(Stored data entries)
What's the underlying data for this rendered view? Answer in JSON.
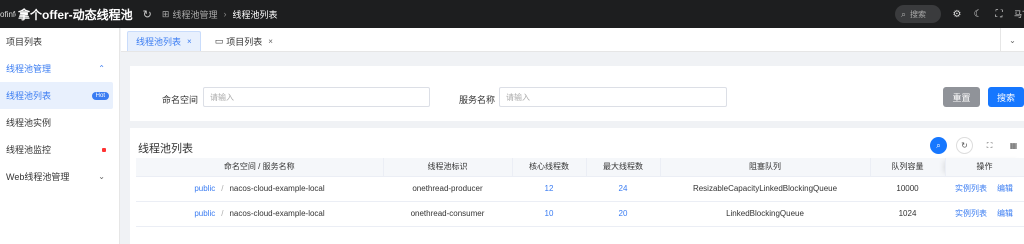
{
  "header": {
    "logo_text": "ofinfo",
    "app_title": "拿个offer-动态线程池",
    "refresh_icon": "refresh-icon",
    "breadcrumb": {
      "parent": "线程池管理",
      "current": "线程池列表"
    },
    "search_label": "搜索",
    "icons": [
      "settings-icon",
      "moon-icon",
      "fullscreen-icon"
    ],
    "user_text": "马丁"
  },
  "sidebar": {
    "items": [
      {
        "label": "项目列表"
      },
      {
        "label": "线程池管理"
      },
      {
        "label": "线程池列表",
        "badge": "Hot"
      },
      {
        "label": "线程池实例"
      },
      {
        "label": "线程池监控"
      },
      {
        "label": "Web线程池管理"
      }
    ]
  },
  "tabs": [
    {
      "label": "线程池列表",
      "close": "×"
    },
    {
      "label": "项目列表",
      "close": "×"
    }
  ],
  "filter": {
    "namespace_label": "命名空间",
    "namespace_placeholder": "请输入",
    "service_label": "服务名称",
    "service_placeholder": "请输入",
    "reset_label": "重置",
    "search_label": "搜索"
  },
  "table": {
    "title": "线程池列表",
    "columns": [
      "命名空间 / 服务名称",
      "线程池标识",
      "核心线程数",
      "最大线程数",
      "阻塞队列",
      "队列容量",
      "操作"
    ],
    "rows": [
      {
        "namespace": "public",
        "service": "nacos-cloud-example-local",
        "thread_pool_id": "onethread-producer",
        "core": "12",
        "max": "24",
        "queue": "ResizableCapacityLinkedBlockingQueue",
        "capacity": "10000",
        "op1": "实例列表",
        "op2": "编辑"
      },
      {
        "namespace": "public",
        "service": "nacos-cloud-example-local",
        "thread_pool_id": "onethread-consumer",
        "core": "10",
        "max": "20",
        "queue": "LinkedBlockingQueue",
        "capacity": "1024",
        "op1": "实例列表",
        "op2": "编辑"
      }
    ]
  },
  "colors": {
    "accent": "#1677ff",
    "link": "#3a7cf2",
    "header_bg": "#1d1e1f",
    "reset_bg": "#909399"
  }
}
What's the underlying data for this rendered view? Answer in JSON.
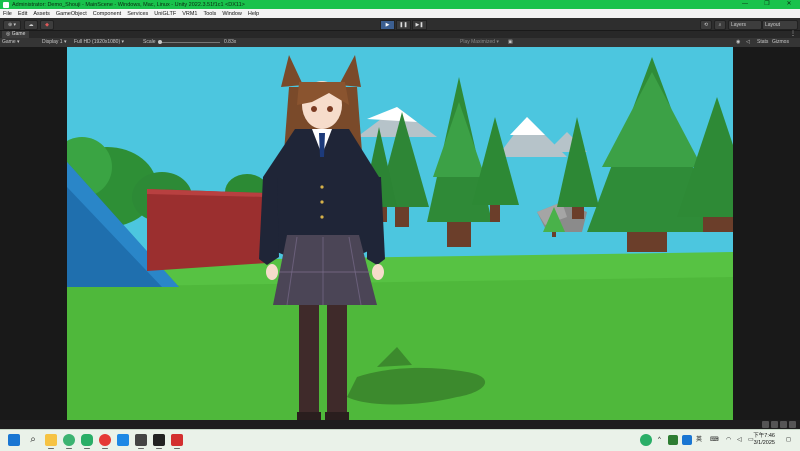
{
  "window": {
    "title": "Administrator: Demo_Shouji - MainScene - Windows, Mac, Linux - Unity 2022.3.51f1c1 <DX11>",
    "minimize": "—",
    "maximize": "❐",
    "close": "✕"
  },
  "menu": {
    "items": [
      "File",
      "Edit",
      "Assets",
      "GameObject",
      "Component",
      "Services",
      "UniGLTF",
      "VRM1",
      "Tools",
      "Window",
      "Help"
    ]
  },
  "toolbar": {
    "account_label": "⊕ ▾",
    "cloud_icon": "cloud-icon",
    "layers_label": "Layers",
    "layout_label": "Layout",
    "play": "▶",
    "pause": "❚❚",
    "step": "▶❚"
  },
  "game_tab": {
    "label": "Game"
  },
  "game_toolbar": {
    "view": "Game",
    "display": "Display 1",
    "resolution": "Full HD (1920x1080)",
    "scale_label": "Scale",
    "scale_value": "0.83x",
    "play_mode": "Play Maximized",
    "stats": "Stats",
    "gizmos": "Gizmos"
  },
  "taskbar": {
    "clock_time": "下午7:46",
    "clock_date": "3/1/2025",
    "ime_label": "英",
    "chevron": "^",
    "colors": {
      "windows": "#1976d2",
      "chrome": "#e53935",
      "folder": "#f6c343",
      "wechat": "#2aae67"
    }
  },
  "scene": {
    "sky": "#4cc6df",
    "grass": "#4fb83b",
    "character": "anime-schoolgirl-avatar"
  }
}
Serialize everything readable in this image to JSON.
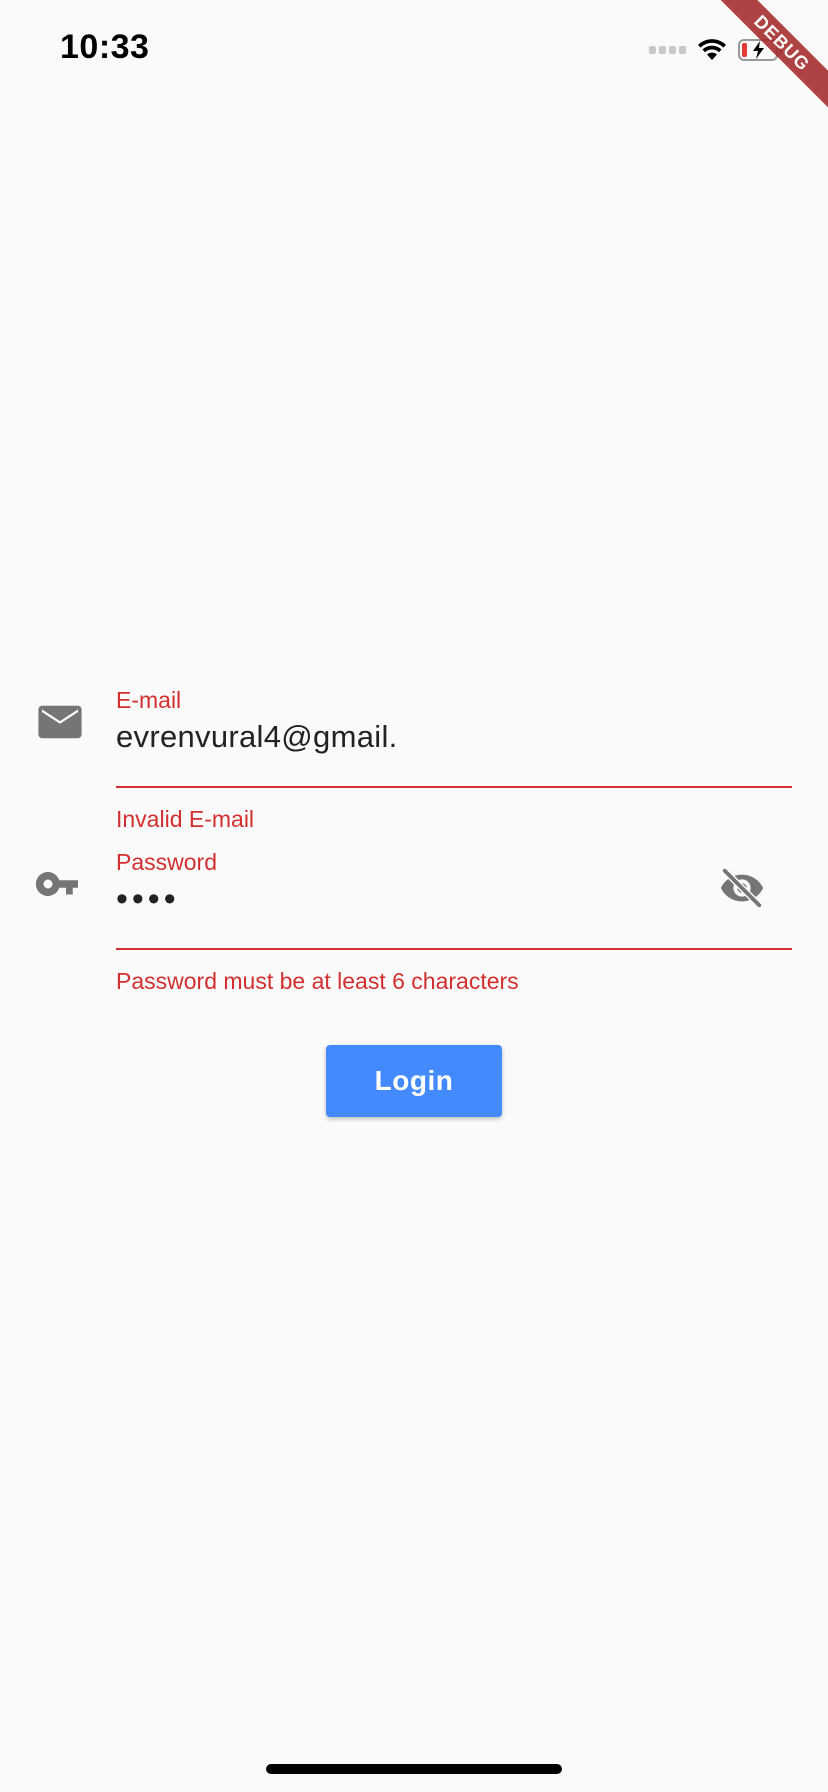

Short exercise
Return the listing above in full and without alteration, excluding its pictures.

Response to the exercise
What's the underlying data for this rendered view? Answer in JSON.
{
  "header": {
    "logo_text": "ofinfo",
    "app_title": "拿个offer-动态线程池",
    "refresh_icon": "refresh-icon",
    "breadcrumb": {
      "parent": "线程池管理",
      "current": "线程池列表"
    },
    "search_label": "搜索",
    "icons": [
      "settings-icon",
      "moon-icon",
      "fullscreen-icon"
    ],
    "user_text": "马丁"
  },
  "sidebar": {
    "items": [
      {
        "label": "项目列表"
      },
      {
        "label": "线程池管理"
      },
      {
        "label": "线程池列表",
        "badge": "Hot"
      },
      {
        "label": "线程池实例"
      },
      {
        "label": "线程池监控"
      },
      {
        "label": "Web线程池管理"
      }
    ]
  },
  "tabs": [
    {
      "label": "线程池列表",
      "close": "×"
    },
    {
      "label": "项目列表",
      "close": "×"
    }
  ],
  "filter": {
    "namespace_label": "命名空间",
    "namespace_placeholder": "请输入",
    "service_label": "服务名称",
    "service_placeholder": "请输入",
    "reset_label": "重置",
    "search_label": "搜索"
  },
  "table": {
    "title": "线程池列表",
    "columns": [
      "命名空间 / 服务名称",
      "线程池标识",
      "核心线程数",
      "最大线程数",
      "阻塞队列",
      "队列容量",
      "操作"
    ],
    "rows": [
      {
        "namespace": "public",
        "service": "nacos-cloud-example-local",
        "thread_pool_id": "onethread-producer",
        "core": "12",
        "max": "24",
        "queue": "ResizableCapacityLinkedBlockingQueue",
        "capacity": "10000",
        "op1": "实例列表",
        "op2": "编辑"
      },
      {
        "namespace": "public",
        "service": "nacos-cloud-example-local",
        "thread_pool_id": "onethread-consumer",
        "core": "10",
        "max": "20",
        "queue": "LinkedBlockingQueue",
        "capacity": "1024",
        "op1": "实例列表",
        "op2": "编辑"
      }
    ]
  },
  "colors": {
    "accent": "#1677ff",
    "link": "#3a7cf2",
    "header_bg": "#1d1e1f",
    "reset_bg": "#909399"
  }
}
What's the underlying data for this rendered view? Answer in JSON.
{
  "window": {
    "title": "Administrator: Demo_Shouji - MainScene - Windows, Mac, Linux - Unity 2022.3.51f1c1 <DX11>",
    "minimize": "—",
    "maximize": "❐",
    "close": "✕"
  },
  "menu": {
    "items": [
      "File",
      "Edit",
      "Assets",
      "GameObject",
      "Component",
      "Services",
      "UniGLTF",
      "VRM1",
      "Tools",
      "Window",
      "Help"
    ]
  },
  "toolbar": {
    "account_label": "⊕ ▾",
    "cloud_icon": "cloud-icon",
    "layers_label": "Layers",
    "layout_label": "Layout",
    "play": "▶",
    "pause": "❚❚",
    "step": "▶❚"
  },
  "game_tab": {
    "label": "Game"
  },
  "game_toolbar": {
    "view": "Game",
    "display": "Display 1",
    "resolution": "Full HD (1920x1080)",
    "scale_label": "Scale",
    "scale_value": "0.83x",
    "play_mode": "Play Maximized",
    "stats": "Stats",
    "gizmos": "Gizmos"
  },
  "taskbar": {
    "clock_time": "下午7:46",
    "clock_date": "3/1/2025",
    "ime_label": "英",
    "chevron": "^",
    "colors": {
      "windows": "#1976d2",
      "chrome": "#e53935",
      "folder": "#f6c343",
      "wechat": "#2aae67"
    }
  },
  "scene": {
    "sky": "#4cc6df",
    "grass": "#4fb83b",
    "character": "anime-schoolgirl-avatar"
  }
}
Serialize everything readable in this image to JSON.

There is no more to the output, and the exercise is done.